Records that describe figures:
• • • • • • •
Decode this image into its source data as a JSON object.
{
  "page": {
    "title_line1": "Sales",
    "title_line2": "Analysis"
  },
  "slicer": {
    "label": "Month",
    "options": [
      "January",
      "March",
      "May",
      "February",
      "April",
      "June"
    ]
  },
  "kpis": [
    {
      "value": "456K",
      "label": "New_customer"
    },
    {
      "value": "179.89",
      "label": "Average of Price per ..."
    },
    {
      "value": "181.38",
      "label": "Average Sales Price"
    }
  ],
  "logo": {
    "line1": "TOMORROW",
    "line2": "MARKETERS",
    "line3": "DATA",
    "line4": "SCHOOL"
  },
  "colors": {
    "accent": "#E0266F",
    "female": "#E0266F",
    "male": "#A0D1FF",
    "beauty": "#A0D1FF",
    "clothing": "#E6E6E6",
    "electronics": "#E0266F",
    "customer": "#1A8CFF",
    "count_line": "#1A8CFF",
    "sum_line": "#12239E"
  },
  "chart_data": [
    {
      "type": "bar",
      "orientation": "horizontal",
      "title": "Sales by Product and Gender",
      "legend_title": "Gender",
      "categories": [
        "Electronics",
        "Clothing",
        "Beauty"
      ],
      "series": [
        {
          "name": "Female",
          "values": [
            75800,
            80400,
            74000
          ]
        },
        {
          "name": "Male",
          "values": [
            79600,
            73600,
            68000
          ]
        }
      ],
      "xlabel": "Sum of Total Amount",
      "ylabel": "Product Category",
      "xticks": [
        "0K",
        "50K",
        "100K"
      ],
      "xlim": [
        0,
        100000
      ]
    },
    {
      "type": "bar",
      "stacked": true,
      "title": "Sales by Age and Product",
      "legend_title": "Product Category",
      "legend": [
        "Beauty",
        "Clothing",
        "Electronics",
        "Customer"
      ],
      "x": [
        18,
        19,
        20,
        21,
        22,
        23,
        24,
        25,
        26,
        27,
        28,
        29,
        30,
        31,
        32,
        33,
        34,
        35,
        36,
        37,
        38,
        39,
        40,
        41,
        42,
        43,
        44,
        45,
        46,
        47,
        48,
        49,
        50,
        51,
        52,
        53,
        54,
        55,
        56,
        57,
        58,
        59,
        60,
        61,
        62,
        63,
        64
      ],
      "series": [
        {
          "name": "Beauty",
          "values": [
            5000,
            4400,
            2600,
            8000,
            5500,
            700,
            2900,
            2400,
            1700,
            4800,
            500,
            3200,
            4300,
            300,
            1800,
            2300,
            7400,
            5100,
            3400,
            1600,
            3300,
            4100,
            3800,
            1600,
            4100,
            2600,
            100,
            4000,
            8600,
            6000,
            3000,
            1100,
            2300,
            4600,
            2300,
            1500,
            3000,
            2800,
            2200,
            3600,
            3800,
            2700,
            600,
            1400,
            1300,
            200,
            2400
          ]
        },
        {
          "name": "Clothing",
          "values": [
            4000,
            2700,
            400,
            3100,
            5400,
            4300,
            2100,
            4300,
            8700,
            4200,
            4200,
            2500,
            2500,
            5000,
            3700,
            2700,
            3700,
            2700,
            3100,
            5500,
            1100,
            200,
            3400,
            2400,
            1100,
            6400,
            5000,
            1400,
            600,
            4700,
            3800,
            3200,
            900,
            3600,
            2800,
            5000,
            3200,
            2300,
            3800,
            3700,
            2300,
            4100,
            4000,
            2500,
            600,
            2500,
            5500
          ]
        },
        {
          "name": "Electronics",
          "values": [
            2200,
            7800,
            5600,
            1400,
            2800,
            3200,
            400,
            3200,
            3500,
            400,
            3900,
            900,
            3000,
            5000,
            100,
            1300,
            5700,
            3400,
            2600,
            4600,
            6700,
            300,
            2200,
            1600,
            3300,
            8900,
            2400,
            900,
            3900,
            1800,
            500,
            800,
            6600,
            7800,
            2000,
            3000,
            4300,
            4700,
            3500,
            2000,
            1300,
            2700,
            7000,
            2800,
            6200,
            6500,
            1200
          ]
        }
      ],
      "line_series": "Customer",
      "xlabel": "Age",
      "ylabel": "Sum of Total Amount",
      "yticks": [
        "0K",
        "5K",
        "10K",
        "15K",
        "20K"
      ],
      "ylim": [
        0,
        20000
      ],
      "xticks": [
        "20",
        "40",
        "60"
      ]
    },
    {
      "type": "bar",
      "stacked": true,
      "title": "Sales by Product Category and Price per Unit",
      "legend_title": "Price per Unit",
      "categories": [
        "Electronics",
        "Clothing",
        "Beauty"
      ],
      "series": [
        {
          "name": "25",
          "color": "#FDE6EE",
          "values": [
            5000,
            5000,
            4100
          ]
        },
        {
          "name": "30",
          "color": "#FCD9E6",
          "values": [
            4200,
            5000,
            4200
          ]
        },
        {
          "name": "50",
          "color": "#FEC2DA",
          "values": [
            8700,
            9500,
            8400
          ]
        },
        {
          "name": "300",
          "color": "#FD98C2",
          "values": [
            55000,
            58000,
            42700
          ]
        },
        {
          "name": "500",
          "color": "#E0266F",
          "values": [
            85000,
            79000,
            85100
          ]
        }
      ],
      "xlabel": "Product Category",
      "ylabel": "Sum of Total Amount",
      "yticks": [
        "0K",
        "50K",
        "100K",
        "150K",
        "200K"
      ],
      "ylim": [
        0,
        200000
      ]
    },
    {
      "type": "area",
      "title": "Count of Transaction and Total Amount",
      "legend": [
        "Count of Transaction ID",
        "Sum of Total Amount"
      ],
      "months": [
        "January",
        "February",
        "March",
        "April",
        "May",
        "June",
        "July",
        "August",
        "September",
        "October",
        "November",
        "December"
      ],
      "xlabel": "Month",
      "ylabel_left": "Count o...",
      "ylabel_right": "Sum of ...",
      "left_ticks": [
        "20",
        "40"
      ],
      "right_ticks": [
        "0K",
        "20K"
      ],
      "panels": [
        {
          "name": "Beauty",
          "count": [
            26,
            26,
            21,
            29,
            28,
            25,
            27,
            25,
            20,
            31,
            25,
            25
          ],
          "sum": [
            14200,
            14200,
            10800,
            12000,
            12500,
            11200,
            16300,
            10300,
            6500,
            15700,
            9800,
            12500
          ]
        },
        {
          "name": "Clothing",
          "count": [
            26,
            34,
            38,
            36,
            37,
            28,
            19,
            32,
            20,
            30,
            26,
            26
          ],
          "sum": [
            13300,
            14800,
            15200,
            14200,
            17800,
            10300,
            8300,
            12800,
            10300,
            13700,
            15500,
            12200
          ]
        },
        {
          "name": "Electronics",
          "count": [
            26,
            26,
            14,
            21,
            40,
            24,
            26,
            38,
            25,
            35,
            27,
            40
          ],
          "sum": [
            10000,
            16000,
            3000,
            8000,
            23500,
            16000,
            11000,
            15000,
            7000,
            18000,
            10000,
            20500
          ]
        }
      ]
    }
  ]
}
• • • • • • •
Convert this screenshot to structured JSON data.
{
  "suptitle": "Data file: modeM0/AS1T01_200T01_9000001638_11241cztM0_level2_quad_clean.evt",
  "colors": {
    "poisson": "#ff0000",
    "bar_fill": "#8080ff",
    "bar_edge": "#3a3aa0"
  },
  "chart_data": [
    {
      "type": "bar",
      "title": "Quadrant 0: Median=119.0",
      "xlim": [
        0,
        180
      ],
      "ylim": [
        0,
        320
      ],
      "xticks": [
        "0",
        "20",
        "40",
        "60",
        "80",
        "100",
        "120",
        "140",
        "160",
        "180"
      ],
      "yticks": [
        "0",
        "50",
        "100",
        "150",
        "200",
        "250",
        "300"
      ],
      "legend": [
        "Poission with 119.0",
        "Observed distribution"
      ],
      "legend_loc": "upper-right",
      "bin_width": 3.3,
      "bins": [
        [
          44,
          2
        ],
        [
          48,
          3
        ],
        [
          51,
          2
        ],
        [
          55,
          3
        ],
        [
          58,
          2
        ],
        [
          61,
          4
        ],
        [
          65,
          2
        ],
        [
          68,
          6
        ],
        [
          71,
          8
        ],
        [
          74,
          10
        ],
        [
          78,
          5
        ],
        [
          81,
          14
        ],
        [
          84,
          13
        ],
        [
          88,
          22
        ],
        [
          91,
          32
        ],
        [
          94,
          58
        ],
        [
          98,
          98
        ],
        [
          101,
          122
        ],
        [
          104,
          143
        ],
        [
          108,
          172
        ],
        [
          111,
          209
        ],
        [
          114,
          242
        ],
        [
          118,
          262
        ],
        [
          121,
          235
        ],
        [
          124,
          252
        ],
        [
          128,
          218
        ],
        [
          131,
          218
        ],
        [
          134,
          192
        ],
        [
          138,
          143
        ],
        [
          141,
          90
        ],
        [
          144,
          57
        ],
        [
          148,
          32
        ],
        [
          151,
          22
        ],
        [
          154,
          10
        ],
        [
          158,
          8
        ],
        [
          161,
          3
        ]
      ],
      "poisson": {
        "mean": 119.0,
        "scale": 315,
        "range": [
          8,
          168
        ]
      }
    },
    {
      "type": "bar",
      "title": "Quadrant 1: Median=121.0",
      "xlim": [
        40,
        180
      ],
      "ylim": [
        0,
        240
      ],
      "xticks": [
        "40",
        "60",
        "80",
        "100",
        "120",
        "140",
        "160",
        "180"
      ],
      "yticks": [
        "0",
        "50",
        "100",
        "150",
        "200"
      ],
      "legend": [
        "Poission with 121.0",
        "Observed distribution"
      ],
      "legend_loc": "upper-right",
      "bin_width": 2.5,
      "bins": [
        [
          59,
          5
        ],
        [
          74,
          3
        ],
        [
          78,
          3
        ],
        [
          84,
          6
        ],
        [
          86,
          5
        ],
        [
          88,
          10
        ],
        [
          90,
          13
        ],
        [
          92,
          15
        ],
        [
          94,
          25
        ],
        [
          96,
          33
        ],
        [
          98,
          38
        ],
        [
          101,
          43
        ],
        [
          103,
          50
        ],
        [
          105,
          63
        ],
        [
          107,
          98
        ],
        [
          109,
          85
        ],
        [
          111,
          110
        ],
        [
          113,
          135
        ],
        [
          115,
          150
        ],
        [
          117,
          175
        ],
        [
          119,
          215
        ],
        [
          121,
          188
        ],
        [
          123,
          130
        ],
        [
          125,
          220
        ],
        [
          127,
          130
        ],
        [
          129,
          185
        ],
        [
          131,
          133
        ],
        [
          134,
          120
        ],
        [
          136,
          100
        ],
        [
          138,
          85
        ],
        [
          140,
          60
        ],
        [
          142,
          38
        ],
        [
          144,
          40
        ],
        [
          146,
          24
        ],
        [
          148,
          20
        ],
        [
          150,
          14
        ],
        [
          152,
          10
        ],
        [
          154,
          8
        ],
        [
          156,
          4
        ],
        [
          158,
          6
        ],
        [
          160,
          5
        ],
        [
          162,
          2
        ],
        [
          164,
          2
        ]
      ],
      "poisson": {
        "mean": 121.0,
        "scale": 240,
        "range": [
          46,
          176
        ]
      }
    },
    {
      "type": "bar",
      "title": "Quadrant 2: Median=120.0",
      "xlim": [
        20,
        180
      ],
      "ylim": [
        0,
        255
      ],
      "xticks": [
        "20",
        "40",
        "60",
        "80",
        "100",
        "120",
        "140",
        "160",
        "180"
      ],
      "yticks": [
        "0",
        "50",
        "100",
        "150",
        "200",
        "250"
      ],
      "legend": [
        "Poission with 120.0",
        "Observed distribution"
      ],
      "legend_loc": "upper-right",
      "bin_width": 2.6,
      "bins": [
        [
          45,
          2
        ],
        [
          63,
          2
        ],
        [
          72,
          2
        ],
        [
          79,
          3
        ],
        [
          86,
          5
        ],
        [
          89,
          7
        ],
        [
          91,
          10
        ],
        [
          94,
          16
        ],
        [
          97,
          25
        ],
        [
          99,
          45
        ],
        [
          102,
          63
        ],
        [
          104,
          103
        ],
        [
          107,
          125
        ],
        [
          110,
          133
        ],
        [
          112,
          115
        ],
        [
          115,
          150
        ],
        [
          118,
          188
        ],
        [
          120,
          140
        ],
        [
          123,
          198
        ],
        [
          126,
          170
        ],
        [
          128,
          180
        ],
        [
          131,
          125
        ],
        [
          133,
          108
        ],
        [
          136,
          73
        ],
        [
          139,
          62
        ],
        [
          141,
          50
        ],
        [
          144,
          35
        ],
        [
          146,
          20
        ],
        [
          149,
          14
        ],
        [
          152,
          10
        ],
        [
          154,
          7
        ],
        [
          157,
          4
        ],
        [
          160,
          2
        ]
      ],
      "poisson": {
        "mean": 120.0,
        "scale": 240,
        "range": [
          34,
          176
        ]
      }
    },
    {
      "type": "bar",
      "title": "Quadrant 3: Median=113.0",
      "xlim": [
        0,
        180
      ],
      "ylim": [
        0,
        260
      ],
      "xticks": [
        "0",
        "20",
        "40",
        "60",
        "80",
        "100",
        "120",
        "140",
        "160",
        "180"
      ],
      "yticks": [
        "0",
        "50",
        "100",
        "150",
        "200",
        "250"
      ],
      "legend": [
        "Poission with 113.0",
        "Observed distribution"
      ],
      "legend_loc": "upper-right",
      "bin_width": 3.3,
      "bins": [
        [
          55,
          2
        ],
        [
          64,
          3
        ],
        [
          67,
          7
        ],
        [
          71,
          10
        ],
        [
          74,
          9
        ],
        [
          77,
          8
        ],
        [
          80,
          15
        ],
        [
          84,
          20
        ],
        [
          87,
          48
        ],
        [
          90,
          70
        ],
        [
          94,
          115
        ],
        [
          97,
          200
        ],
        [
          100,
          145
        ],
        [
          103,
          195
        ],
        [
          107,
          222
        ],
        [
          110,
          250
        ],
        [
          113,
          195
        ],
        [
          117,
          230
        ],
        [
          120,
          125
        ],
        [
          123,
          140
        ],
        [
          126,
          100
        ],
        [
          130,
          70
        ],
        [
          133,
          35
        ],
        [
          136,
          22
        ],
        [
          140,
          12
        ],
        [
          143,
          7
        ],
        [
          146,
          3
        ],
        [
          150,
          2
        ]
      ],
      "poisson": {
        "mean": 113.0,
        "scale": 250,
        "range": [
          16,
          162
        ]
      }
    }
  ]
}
• • • • • • •
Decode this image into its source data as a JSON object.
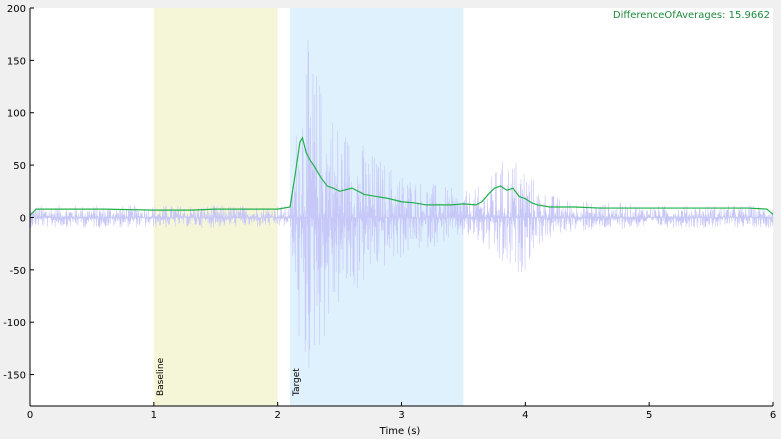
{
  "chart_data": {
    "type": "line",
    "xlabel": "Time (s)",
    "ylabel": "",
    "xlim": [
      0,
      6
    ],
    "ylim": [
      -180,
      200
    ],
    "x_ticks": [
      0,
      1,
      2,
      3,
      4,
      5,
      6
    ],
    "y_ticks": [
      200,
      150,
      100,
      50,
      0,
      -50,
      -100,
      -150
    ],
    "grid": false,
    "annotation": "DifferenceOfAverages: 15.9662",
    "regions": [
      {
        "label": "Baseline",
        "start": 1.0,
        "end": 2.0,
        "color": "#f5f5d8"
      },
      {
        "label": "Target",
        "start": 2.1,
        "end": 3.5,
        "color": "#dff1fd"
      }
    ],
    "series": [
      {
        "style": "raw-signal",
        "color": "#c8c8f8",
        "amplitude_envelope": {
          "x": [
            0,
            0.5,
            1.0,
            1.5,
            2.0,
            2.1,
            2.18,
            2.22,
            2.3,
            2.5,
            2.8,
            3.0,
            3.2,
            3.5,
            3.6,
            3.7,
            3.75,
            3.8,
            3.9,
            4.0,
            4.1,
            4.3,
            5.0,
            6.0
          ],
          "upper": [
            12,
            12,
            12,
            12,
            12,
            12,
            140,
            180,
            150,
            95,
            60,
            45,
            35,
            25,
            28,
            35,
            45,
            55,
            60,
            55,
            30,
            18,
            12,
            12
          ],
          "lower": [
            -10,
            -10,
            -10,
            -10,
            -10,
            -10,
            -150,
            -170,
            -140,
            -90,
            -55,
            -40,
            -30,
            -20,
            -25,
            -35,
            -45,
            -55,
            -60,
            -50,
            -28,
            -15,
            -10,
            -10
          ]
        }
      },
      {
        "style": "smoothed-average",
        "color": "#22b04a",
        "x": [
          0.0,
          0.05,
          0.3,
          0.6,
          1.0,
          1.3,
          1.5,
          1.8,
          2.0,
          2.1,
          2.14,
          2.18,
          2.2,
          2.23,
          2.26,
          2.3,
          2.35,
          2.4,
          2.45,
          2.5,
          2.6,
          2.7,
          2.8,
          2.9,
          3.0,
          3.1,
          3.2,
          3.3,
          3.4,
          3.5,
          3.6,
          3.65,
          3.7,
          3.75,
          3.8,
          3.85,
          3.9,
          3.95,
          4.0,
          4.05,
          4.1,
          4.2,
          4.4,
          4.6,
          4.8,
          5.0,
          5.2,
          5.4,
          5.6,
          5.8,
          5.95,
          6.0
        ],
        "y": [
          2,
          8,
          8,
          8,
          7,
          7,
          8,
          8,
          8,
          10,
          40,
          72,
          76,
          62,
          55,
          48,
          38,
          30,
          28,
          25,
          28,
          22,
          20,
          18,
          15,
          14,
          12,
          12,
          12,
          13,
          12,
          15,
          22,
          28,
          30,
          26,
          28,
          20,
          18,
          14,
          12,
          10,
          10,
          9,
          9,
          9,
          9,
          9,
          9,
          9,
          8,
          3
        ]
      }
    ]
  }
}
• • • • • • •
SET PROBLEM: Using the records above, copy every line that has the word "Total" in it.

SOLUTION TO THIS EXERCISE:
      "xlabel": "Sum of Total Amount",
      "ylabel": "Sum of Total Amount",
      "ylabel": "Sum of Total Amount",
      "title": "Count of Transaction and Total Amount",
        "Sum of Total Amount"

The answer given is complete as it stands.